-- DATA LINES --
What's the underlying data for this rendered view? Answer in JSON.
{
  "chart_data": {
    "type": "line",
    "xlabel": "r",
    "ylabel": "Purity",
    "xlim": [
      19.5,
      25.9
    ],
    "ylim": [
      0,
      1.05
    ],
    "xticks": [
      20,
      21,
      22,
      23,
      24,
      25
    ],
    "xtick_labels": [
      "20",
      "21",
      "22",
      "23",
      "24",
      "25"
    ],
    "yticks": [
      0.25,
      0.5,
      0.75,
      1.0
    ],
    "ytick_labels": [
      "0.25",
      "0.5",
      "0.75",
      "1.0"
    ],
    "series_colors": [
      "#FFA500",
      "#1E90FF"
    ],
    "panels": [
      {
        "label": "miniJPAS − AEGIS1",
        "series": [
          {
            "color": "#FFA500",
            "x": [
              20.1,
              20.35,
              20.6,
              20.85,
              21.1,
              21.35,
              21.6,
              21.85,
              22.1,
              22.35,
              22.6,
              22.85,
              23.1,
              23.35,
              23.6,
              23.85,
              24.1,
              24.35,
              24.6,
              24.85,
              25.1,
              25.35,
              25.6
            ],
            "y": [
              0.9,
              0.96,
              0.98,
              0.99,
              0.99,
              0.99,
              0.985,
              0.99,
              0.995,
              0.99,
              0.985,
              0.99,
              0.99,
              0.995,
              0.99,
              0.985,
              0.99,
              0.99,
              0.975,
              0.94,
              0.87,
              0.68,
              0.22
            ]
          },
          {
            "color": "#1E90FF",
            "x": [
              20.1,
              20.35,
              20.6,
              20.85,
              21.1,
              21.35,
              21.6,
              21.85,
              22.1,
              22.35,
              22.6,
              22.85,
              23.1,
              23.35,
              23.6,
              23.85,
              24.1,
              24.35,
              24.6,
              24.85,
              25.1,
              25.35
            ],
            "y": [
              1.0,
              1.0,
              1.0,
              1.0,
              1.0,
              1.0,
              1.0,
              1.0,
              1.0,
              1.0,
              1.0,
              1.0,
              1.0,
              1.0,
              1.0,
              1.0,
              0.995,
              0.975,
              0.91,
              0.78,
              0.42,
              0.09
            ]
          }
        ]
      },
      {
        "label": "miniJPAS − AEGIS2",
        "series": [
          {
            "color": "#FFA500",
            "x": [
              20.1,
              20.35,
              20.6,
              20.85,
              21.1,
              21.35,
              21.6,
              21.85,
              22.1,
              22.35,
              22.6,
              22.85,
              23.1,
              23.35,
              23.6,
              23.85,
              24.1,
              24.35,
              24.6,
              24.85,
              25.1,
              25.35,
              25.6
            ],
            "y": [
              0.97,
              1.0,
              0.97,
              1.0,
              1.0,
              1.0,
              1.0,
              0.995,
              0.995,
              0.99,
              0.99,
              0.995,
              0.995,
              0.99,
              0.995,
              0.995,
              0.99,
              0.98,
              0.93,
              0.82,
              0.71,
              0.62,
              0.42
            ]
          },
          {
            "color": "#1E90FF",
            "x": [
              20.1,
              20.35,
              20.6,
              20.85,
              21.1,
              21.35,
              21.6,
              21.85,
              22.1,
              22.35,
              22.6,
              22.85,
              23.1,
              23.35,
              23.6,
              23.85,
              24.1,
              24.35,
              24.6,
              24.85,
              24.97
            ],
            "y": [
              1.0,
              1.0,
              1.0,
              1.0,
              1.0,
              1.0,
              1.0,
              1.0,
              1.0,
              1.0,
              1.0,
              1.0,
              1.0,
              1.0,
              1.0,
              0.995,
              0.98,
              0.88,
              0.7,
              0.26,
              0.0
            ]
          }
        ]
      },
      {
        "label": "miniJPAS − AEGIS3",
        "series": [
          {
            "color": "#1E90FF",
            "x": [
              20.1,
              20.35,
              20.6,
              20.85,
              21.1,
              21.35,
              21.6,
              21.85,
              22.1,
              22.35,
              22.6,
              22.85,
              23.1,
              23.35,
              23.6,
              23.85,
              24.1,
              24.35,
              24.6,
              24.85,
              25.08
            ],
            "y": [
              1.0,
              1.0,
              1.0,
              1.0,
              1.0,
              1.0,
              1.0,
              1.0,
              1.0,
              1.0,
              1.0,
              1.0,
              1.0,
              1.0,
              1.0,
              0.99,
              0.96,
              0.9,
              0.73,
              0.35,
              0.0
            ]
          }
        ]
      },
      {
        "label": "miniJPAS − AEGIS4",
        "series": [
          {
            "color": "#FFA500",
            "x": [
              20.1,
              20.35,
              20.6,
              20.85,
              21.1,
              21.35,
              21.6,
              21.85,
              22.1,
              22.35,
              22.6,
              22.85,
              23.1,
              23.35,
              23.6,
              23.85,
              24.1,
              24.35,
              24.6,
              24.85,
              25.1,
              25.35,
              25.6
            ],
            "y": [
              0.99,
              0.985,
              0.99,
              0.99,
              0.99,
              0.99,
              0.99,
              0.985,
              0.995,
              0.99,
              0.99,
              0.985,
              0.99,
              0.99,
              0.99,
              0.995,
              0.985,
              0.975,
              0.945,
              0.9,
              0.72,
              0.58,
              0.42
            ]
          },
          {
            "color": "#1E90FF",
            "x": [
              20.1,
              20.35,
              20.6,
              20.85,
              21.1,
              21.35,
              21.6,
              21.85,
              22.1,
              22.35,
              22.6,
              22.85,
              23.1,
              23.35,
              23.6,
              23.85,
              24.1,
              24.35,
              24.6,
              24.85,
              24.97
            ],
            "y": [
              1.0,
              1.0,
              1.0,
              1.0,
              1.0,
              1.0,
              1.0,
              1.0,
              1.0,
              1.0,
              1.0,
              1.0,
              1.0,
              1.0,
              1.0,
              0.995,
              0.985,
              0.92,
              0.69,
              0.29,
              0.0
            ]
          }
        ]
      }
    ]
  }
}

-- YOUR TASK --
Identify and extract each line of the listing that contains "miniJPAS".

-- SOLVED EXERCISE --
        "label": "miniJPAS − AEGIS1",
        "label": "miniJPAS − AEGIS2",
        "label": "miniJPAS − AEGIS3",
        "label": "miniJPAS − AEGIS4",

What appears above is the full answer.